Stated goal: Please give the listing again, word for word, with nothing left out.

Dataset extract:
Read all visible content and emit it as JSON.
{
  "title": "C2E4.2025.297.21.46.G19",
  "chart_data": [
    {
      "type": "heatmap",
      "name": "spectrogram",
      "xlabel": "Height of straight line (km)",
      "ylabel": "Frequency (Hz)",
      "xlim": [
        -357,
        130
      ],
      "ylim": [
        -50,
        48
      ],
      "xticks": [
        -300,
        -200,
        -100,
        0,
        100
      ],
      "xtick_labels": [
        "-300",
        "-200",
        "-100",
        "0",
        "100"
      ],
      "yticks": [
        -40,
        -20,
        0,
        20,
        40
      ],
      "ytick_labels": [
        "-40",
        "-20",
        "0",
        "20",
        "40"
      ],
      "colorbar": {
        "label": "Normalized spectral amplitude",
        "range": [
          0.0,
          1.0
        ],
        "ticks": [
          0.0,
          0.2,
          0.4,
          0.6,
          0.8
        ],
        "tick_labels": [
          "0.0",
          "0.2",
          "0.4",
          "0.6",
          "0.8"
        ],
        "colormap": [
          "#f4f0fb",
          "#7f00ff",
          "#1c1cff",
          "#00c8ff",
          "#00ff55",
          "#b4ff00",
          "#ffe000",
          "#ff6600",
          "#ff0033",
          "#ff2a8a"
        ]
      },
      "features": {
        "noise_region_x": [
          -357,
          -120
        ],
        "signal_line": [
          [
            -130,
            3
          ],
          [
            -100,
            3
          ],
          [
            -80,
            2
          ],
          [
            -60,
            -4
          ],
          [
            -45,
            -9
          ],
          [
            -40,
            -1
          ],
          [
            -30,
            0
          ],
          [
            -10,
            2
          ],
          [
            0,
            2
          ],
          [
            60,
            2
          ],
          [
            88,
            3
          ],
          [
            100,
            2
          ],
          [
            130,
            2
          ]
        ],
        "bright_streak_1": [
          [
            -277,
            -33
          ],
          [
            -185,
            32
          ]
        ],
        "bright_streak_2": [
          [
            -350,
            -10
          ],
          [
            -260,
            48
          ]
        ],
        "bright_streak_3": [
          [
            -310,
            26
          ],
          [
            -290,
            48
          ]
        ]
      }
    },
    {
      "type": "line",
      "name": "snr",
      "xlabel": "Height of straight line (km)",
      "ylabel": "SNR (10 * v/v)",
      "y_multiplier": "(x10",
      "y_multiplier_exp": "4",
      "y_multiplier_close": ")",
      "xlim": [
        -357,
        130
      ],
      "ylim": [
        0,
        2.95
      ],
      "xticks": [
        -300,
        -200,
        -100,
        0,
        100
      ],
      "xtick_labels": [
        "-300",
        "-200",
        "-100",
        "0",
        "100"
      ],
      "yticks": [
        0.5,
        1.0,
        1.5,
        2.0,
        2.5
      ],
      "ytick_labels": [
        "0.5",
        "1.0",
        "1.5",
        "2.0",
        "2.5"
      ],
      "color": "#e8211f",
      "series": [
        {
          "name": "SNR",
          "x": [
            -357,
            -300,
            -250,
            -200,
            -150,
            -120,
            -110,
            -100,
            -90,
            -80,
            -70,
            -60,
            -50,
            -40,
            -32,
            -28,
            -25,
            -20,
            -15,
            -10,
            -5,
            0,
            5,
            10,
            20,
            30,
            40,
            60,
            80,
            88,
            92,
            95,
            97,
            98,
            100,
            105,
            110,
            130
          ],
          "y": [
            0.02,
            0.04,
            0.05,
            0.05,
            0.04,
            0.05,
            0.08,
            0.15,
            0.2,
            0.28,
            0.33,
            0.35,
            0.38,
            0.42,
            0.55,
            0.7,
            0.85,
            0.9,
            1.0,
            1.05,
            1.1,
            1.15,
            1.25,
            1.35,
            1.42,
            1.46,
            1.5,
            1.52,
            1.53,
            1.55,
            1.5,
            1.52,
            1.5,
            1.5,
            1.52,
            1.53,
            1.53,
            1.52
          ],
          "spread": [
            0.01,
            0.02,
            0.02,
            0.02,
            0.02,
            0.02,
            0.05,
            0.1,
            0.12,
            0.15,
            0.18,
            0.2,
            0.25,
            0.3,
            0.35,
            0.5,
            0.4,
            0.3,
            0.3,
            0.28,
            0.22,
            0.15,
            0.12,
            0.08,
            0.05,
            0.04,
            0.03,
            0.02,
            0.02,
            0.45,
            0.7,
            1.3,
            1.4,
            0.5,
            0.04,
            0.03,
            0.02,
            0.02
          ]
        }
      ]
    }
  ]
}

Problem solution:
Read all visible content and emit it as JSON.
{
  "title": "C2E4.2025.297.21.46.G19",
  "chart_data": [
    {
      "type": "heatmap",
      "name": "spectrogram",
      "xlabel": "Height of straight line (km)",
      "ylabel": "Frequency (Hz)",
      "xlim": [
        -357,
        130
      ],
      "ylim": [
        -50,
        48
      ],
      "xticks": [
        -300,
        -200,
        -100,
        0,
        100
      ],
      "xtick_labels": [
        "-300",
        "-200",
        "-100",
        "0",
        "100"
      ],
      "yticks": [
        -40,
        -20,
        0,
        20,
        40
      ],
      "ytick_labels": [
        "-40",
        "-20",
        "0",
        "20",
        "40"
      ],
      "colorbar": {
        "label": "Normalized spectral amplitude",
        "range": [
          0.0,
          1.0
        ],
        "ticks": [
          0.0,
          0.2,
          0.4,
          0.6,
          0.8
        ],
        "tick_labels": [
          "0.0",
          "0.2",
          "0.4",
          "0.6",
          "0.8"
        ],
        "colormap": [
          "#f4f0fb",
          "#7f00ff",
          "#1c1cff",
          "#00c8ff",
          "#00ff55",
          "#b4ff00",
          "#ffe000",
          "#ff6600",
          "#ff0033",
          "#ff2a8a"
        ]
      },
      "features": {
        "noise_region_x": [
          -357,
          -120
        ],
        "signal_line": [
          [
            -130,
            3
          ],
          [
            -100,
            3
          ],
          [
            -80,
            2
          ],
          [
            -60,
            -4
          ],
          [
            -45,
            -9
          ],
          [
            -40,
            -1
          ],
          [
            -30,
            0
          ],
          [
            -10,
            2
          ],
          [
            0,
            2
          ],
          [
            60,
            2
          ],
          [
            88,
            3
          ],
          [
            100,
            2
          ],
          [
            130,
            2
          ]
        ],
        "bright_streak_1": [
          [
            -277,
            -33
          ],
          [
            -185,
            32
          ]
        ],
        "bright_streak_2": [
          [
            -350,
            -10
          ],
          [
            -260,
            48
          ]
        ],
        "bright_streak_3": [
          [
            -310,
            26
          ],
          [
            -290,
            48
          ]
        ]
      }
    },
    {
      "type": "line",
      "name": "snr",
      "xlabel": "Height of straight line (km)",
      "ylabel": "SNR (10 * v/v)",
      "y_multiplier": "(x10",
      "y_multiplier_exp": "4",
      "y_multiplier_close": ")",
      "xlim": [
        -357,
        130
      ],
      "ylim": [
        0,
        2.95
      ],
      "xticks": [
        -300,
        -200,
        -100,
        0,
        100
      ],
      "xtick_labels": [
        "-300",
        "-200",
        "-100",
        "0",
        "100"
      ],
      "yticks": [
        0.5,
        1.0,
        1.5,
        2.0,
        2.5
      ],
      "ytick_labels": [
        "0.5",
        "1.0",
        "1.5",
        "2.0",
        "2.5"
      ],
      "color": "#e8211f",
      "series": [
        {
          "name": "SNR",
          "x": [
            -357,
            -300,
            -250,
            -200,
            -150,
            -120,
            -110,
            -100,
            -90,
            -80,
            -70,
            -60,
            -50,
            -40,
            -32,
            -28,
            -25,
            -20,
            -15,
            -10,
            -5,
            0,
            5,
            10,
            20,
            30,
            40,
            60,
            80,
            88,
            92,
            95,
            97,
            98,
            100,
            105,
            110,
            130
          ],
          "y": [
            0.02,
            0.04,
            0.05,
            0.05,
            0.04,
            0.05,
            0.08,
            0.15,
            0.2,
            0.28,
            0.33,
            0.35,
            0.38,
            0.42,
            0.55,
            0.7,
            0.85,
            0.9,
            1.0,
            1.05,
            1.1,
            1.15,
            1.25,
            1.35,
            1.42,
            1.46,
            1.5,
            1.52,
            1.53,
            1.55,
            1.5,
            1.52,
            1.5,
            1.5,
            1.52,
            1.53,
            1.53,
            1.52
          ],
          "spread": [
            0.01,
            0.02,
            0.02,
            0.02,
            0.02,
            0.02,
            0.05,
            0.1,
            0.12,
            0.15,
            0.18,
            0.2,
            0.25,
            0.3,
            0.35,
            0.5,
            0.4,
            0.3,
            0.3,
            0.28,
            0.22,
            0.15,
            0.12,
            0.08,
            0.05,
            0.04,
            0.03,
            0.02,
            0.02,
            0.45,
            0.7,
            1.3,
            1.4,
            0.5,
            0.04,
            0.03,
            0.02,
            0.02
          ]
        }
      ]
    }
  ]
}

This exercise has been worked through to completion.